**Directive:** Find the lines containing "color" and say how many there are, with no other words.

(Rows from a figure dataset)
::::::::::
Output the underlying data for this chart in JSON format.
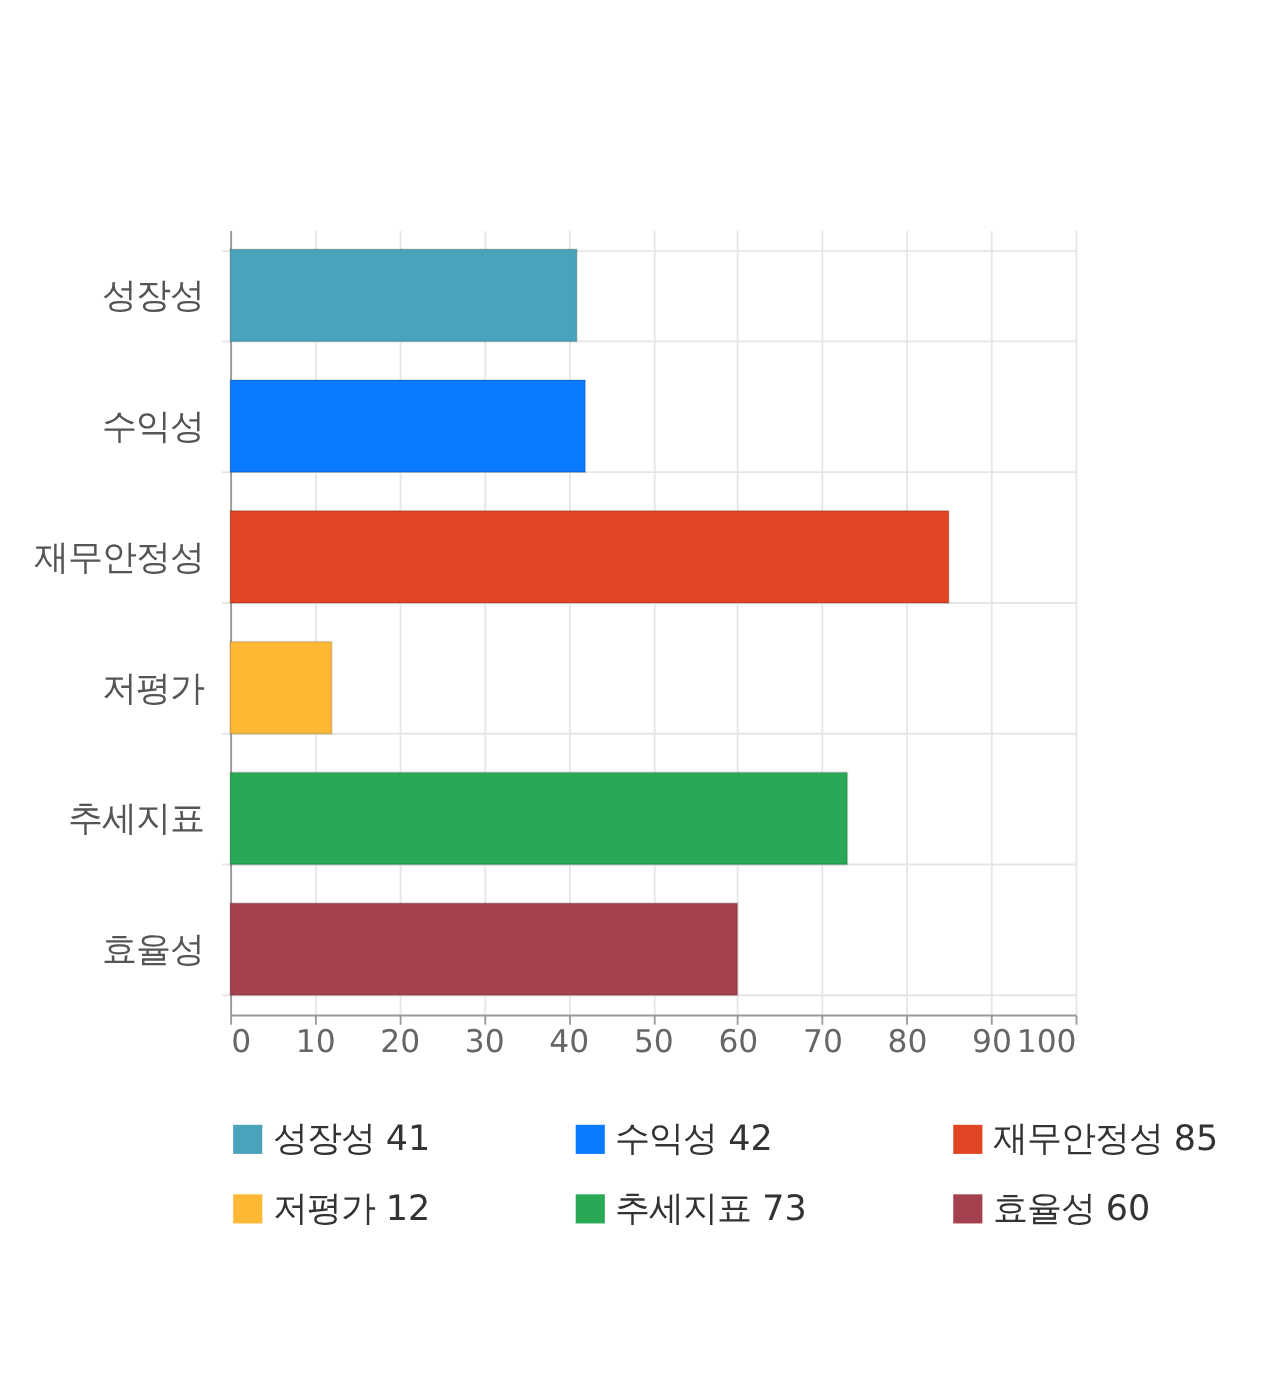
{
  "chart_data": {
    "type": "bar",
    "orientation": "horizontal",
    "categories": [
      "성장성",
      "수익성",
      "재무안정성",
      "저평가",
      "추세지표",
      "효율성"
    ],
    "series": [
      {
        "name": "성장성 41",
        "color": "#4ba3bb",
        "values": [
          41,
          null,
          null,
          null,
          null,
          null
        ]
      },
      {
        "name": "수익성 42",
        "color": "#0a7aff",
        "values": [
          null,
          42,
          null,
          null,
          null,
          null
        ]
      },
      {
        "name": "재무안정성 85",
        "color": "#e24524",
        "values": [
          null,
          null,
          85,
          null,
          null,
          null
        ]
      },
      {
        "name": "저평가 12",
        "color": "#ffb833",
        "values": [
          null,
          null,
          null,
          12,
          null,
          null
        ]
      },
      {
        "name": "추세지표 73",
        "color": "#29a856",
        "values": [
          null,
          null,
          null,
          null,
          73,
          null
        ]
      },
      {
        "name": "효율성 60",
        "color": "#a5414e",
        "values": [
          null,
          null,
          null,
          null,
          null,
          60
        ]
      }
    ],
    "xlim": [
      0,
      100
    ],
    "xticks": [
      0,
      10,
      20,
      30,
      40,
      50,
      60,
      70,
      80,
      90,
      100
    ],
    "grid": true,
    "legend": "bottom"
  }
}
::::::::::
**Final answer:** 6